╭──

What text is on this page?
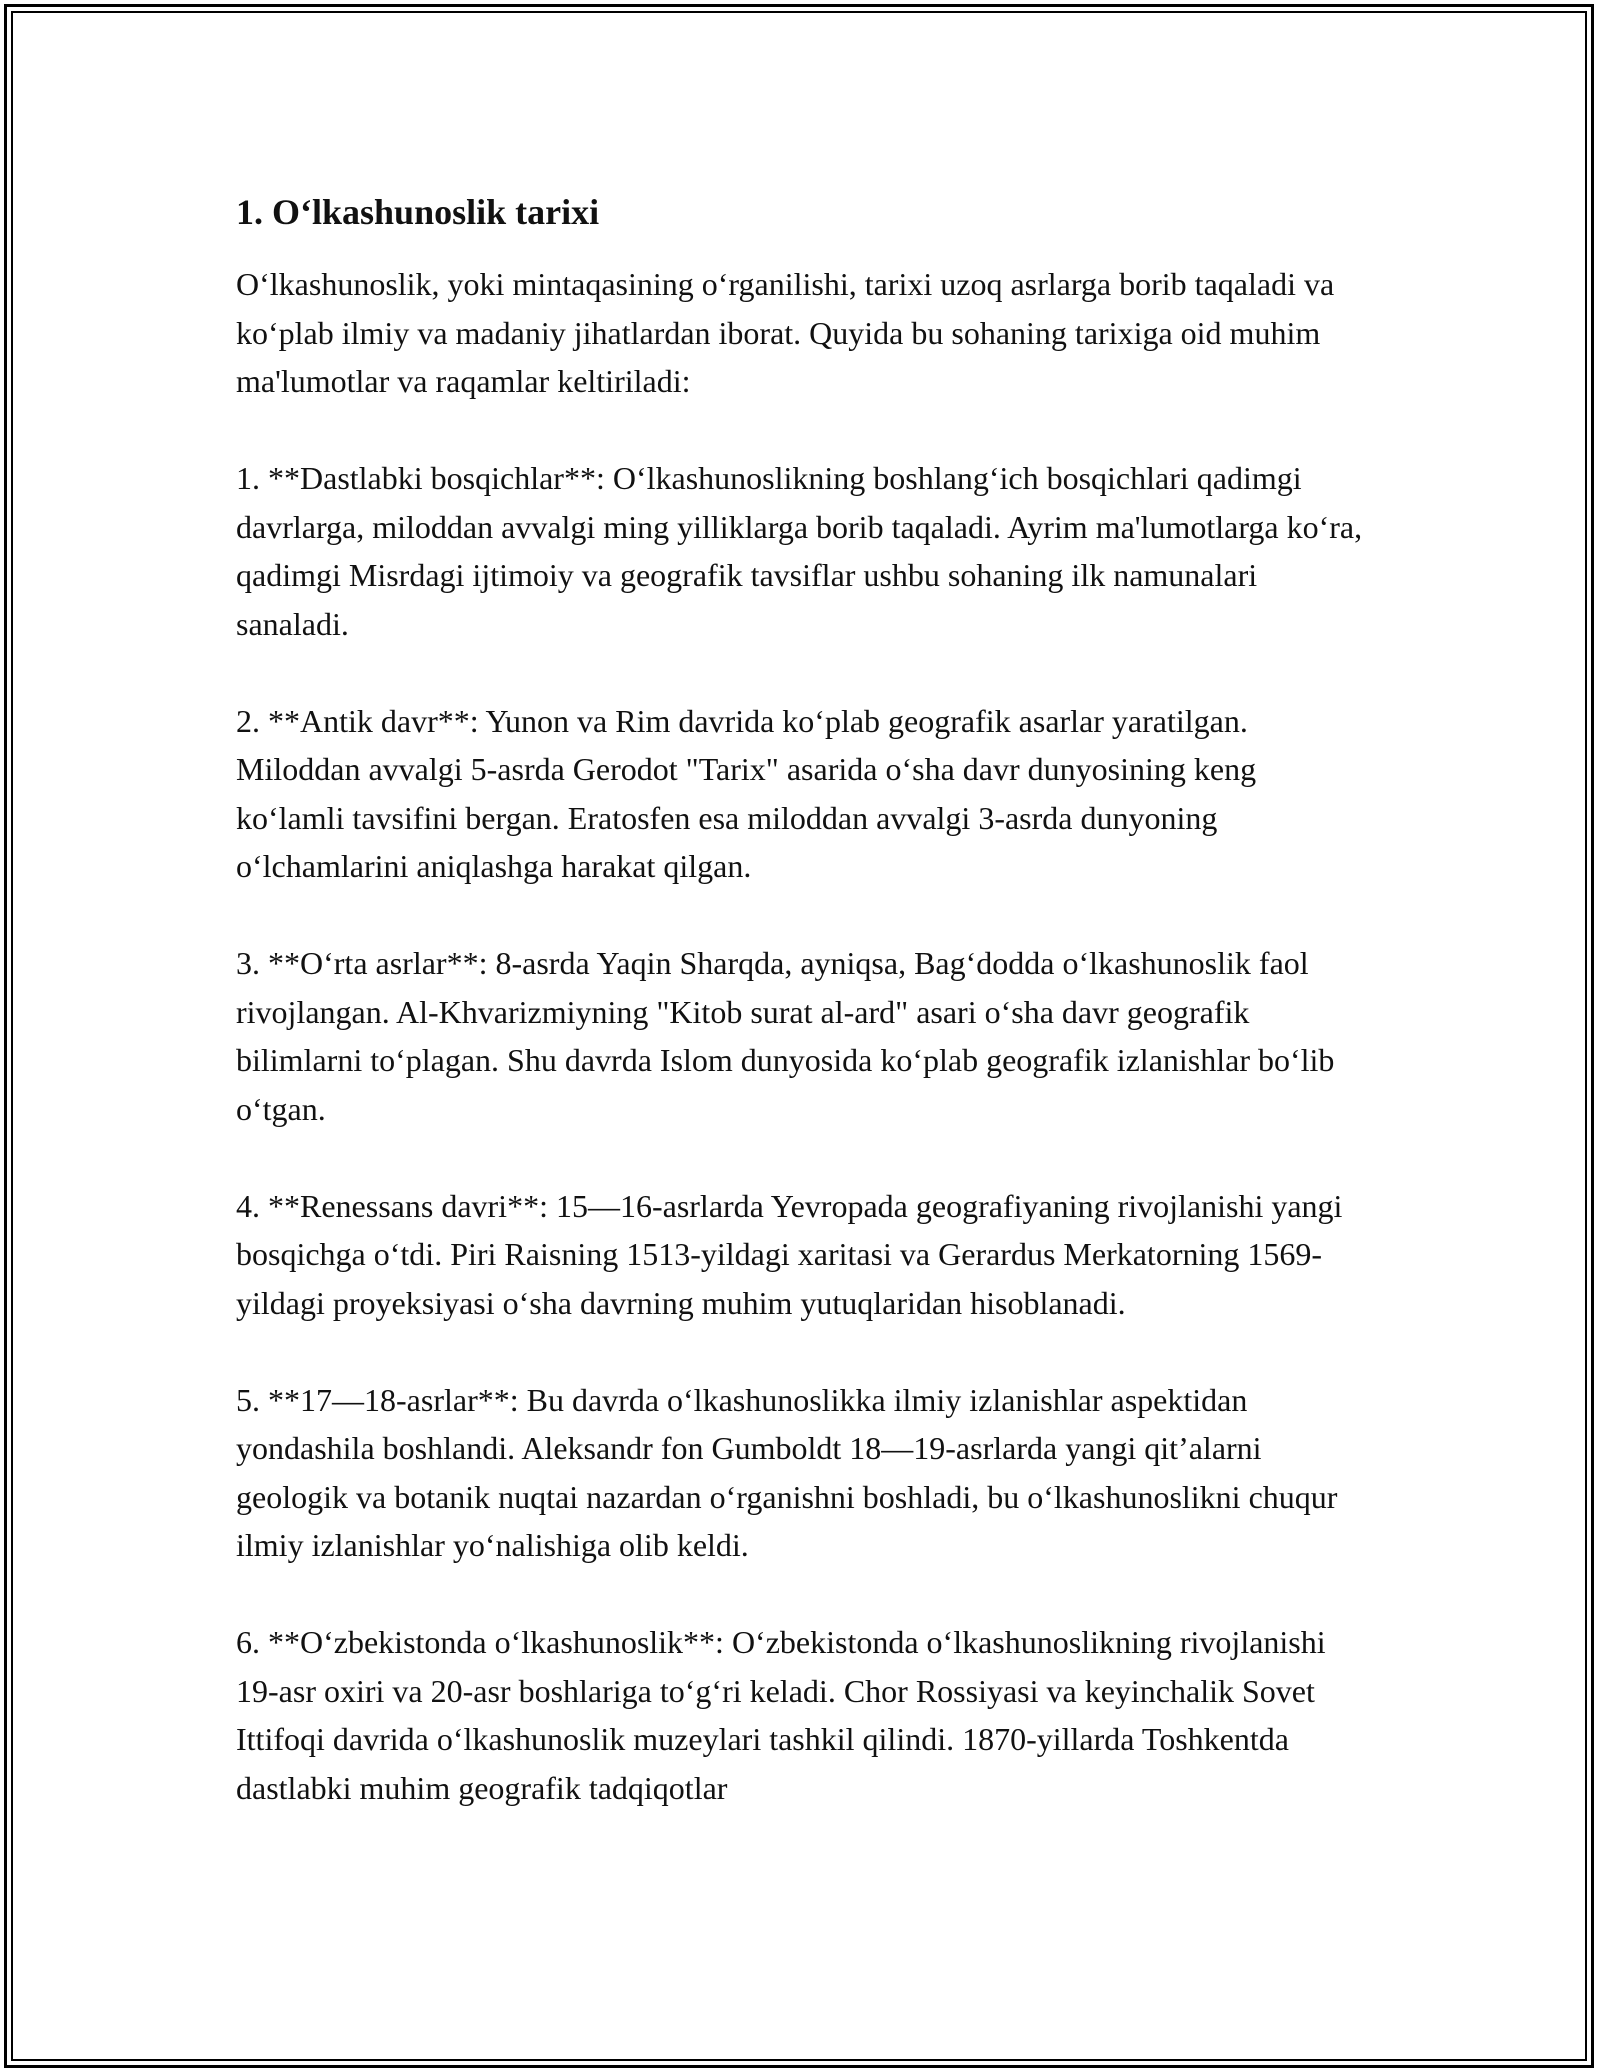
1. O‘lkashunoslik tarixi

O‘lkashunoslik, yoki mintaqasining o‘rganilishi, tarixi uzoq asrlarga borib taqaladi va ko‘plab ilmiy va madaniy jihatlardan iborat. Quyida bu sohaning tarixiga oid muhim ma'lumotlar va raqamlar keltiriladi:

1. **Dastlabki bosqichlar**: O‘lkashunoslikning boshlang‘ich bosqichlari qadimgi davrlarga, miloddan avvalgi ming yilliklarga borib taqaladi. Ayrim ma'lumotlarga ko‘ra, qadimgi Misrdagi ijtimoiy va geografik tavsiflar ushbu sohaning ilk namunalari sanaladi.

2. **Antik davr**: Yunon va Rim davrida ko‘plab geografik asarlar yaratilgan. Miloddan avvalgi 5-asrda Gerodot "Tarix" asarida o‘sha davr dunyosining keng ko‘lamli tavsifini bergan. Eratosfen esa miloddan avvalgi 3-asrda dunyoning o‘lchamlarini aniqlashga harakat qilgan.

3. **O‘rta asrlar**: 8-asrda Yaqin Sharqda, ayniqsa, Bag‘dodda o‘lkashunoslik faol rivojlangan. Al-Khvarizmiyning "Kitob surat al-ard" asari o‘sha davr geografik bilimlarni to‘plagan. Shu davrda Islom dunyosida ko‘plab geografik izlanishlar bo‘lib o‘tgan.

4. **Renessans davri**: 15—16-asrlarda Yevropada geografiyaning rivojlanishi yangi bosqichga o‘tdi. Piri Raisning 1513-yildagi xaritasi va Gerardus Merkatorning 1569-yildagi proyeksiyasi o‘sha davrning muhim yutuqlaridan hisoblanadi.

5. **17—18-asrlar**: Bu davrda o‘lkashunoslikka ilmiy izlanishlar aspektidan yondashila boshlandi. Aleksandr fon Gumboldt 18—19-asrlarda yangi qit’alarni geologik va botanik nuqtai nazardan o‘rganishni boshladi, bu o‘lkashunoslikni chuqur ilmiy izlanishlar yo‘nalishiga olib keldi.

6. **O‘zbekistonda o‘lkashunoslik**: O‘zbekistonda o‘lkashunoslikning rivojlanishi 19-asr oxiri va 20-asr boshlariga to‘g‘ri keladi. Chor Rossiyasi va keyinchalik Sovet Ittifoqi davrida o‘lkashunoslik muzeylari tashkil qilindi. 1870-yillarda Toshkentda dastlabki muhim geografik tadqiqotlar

╰──

Given problem:
Your task is to transcribe all of the records precisely, with no images included.

Response to the task:
What text is on this page?
1. O‘lkashunoslik tarixi

O‘lkashunoslik, yoki mintaqasining o‘rganilishi, tarixi uzoq asrlarga borib taqaladi va ko‘plab ilmiy va madaniy jihatlardan iborat. Quyida bu sohaning tarixiga oid muhim ma'lumotlar va raqamlar keltiriladi:

1. **Dastlabki bosqichlar**: O‘lkashunoslikning boshlang‘ich bosqichlari qadimgi davrlarga, miloddan avvalgi ming yilliklarga borib taqaladi. Ayrim ma'lumotlarga ko‘ra, qadimgi Misrdagi ijtimoiy va geografik tavsiflar ushbu sohaning ilk namunalari sanaladi.

2. **Antik davr**: Yunon va Rim davrida ko‘plab geografik asarlar yaratilgan. Miloddan avvalgi 5-asrda Gerodot "Tarix" asarida o‘sha davr dunyosining keng ko‘lamli tavsifini bergan. Eratosfen esa miloddan avvalgi 3-asrda dunyoning o‘lchamlarini aniqlashga harakat qilgan.

3. **O‘rta asrlar**: 8-asrda Yaqin Sharqda, ayniqsa, Bag‘dodda o‘lkashunoslik faol rivojlangan. Al-Khvarizmiyning "Kitob surat al-ard" asari o‘sha davr geografik bilimlarni to‘plagan. Shu davrda Islom dunyosida ko‘plab geografik izlanishlar bo‘lib o‘tgan.

4. **Renessans davri**: 15—16-asrlarda Yevropada geografiyaning rivojlanishi yangi bosqichga o‘tdi. Piri Raisning 1513-yildagi xaritasi va Gerardus Merkatorning 1569-yildagi proyeksiyasi o‘sha davrning muhim yutuqlaridan hisoblanadi.

5. **17—18-asrlar**: Bu davrda o‘lkashunoslikka ilmiy izlanishlar aspektidan yondashila boshlandi. Aleksandr fon Gumboldt 18—19-asrlarda yangi qit’alarni geologik va botanik nuqtai nazardan o‘rganishni boshladi, bu o‘lkashunoslikni chuqur ilmiy izlanishlar yo‘nalishiga olib keldi.

6. **O‘zbekistonda o‘lkashunoslik**: O‘zbekistonda o‘lkashunoslikning rivojlanishi 19-asr oxiri va 20-asr boshlariga to‘g‘ri keladi. Chor Rossiyasi va keyinchalik Sovet Ittifoqi davrida o‘lkashunoslik muzeylari tashkil qilindi. 1870-yillarda Toshkentda dastlabki muhim geografik tadqiqotlar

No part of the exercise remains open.